* START Records supplied *

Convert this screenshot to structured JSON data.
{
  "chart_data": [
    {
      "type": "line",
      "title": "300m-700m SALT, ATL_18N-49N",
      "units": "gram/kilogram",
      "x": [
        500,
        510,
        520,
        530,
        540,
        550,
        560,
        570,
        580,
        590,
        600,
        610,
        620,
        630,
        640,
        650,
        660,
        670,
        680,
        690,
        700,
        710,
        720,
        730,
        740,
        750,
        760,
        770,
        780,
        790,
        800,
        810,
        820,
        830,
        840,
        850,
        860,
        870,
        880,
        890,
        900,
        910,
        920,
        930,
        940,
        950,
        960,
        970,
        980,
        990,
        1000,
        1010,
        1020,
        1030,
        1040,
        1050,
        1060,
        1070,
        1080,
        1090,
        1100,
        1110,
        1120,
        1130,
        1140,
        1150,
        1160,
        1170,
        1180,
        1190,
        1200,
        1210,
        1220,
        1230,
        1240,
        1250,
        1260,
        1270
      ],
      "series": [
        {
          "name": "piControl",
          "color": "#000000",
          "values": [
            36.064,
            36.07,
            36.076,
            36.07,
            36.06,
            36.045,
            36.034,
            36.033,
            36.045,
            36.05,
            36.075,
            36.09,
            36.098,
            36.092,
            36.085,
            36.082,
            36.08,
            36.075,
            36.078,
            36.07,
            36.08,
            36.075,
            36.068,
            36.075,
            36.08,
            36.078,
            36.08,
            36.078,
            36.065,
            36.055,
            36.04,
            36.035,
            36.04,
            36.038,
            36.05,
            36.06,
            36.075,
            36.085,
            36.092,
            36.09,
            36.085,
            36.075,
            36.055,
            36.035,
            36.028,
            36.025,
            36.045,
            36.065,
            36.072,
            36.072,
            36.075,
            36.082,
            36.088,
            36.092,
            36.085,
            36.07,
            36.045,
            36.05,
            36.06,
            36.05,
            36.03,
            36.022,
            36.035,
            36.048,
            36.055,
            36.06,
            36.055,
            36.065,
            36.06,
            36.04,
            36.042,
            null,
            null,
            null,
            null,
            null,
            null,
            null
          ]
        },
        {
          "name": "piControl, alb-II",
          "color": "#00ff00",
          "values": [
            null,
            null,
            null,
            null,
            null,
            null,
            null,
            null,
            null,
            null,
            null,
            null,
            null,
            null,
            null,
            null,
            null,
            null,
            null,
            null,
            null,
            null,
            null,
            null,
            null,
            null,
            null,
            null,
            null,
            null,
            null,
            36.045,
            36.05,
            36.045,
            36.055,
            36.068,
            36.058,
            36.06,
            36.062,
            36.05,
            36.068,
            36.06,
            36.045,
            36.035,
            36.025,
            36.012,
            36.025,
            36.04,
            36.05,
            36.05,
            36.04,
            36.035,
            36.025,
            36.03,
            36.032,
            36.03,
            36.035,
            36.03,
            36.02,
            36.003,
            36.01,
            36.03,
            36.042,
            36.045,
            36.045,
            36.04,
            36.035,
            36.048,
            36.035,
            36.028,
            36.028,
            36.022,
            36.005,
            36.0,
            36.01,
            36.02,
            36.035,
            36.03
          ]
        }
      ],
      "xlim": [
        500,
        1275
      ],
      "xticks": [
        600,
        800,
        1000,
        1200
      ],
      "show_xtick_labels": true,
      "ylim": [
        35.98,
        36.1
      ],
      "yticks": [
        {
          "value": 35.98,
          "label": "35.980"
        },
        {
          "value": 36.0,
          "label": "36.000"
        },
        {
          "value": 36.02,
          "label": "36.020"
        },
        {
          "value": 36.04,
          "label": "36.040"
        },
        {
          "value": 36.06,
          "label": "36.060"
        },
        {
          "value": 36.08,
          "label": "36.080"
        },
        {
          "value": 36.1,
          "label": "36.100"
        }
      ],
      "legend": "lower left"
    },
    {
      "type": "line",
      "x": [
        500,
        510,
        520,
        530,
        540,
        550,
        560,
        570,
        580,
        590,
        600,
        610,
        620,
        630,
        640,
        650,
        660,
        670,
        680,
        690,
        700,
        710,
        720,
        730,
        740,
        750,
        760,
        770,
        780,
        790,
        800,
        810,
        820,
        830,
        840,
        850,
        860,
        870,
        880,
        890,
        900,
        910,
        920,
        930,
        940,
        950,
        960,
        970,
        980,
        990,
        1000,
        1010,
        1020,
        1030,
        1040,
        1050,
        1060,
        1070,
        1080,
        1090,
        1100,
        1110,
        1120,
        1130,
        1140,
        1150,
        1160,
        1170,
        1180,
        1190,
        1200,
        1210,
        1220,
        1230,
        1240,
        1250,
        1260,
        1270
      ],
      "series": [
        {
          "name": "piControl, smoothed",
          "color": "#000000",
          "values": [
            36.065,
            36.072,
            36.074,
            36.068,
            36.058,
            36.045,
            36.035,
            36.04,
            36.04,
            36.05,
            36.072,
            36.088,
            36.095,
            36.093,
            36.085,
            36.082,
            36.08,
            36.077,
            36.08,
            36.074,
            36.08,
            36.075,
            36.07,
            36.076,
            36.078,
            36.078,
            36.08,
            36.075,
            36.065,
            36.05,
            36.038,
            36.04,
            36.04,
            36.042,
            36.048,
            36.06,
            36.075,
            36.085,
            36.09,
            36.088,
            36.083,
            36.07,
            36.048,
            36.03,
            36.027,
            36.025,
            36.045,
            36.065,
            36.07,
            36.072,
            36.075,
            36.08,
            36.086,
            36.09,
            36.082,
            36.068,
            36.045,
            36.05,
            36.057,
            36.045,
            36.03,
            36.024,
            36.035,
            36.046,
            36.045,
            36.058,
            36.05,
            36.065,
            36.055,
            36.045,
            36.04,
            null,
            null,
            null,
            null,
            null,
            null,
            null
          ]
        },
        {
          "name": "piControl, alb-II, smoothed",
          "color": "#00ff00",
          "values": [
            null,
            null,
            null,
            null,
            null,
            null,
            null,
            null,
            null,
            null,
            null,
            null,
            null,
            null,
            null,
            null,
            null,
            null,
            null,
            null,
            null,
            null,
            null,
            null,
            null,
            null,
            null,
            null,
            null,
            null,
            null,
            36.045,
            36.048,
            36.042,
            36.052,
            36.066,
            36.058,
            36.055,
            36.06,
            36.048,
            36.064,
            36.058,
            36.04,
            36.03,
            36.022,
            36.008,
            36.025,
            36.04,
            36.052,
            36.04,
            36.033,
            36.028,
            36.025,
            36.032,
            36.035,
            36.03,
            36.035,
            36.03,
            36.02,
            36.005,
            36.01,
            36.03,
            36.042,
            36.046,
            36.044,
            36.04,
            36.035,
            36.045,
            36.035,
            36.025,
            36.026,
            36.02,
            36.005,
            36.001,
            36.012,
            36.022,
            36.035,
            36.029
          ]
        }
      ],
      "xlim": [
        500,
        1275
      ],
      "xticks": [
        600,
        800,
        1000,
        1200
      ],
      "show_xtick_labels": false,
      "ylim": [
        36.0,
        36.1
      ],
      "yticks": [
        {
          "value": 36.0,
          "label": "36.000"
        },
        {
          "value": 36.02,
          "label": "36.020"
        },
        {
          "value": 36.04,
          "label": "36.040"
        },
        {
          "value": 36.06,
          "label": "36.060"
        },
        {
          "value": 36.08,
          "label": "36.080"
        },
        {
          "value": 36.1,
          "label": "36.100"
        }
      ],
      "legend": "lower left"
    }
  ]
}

* END Records supplied *

**Stated problem:**
Identify and extract each line of the listing that contains "smoothed".

**Response:**
          "name": "piControl, smoothed",
          "name": "piControl, alb-II, smoothed",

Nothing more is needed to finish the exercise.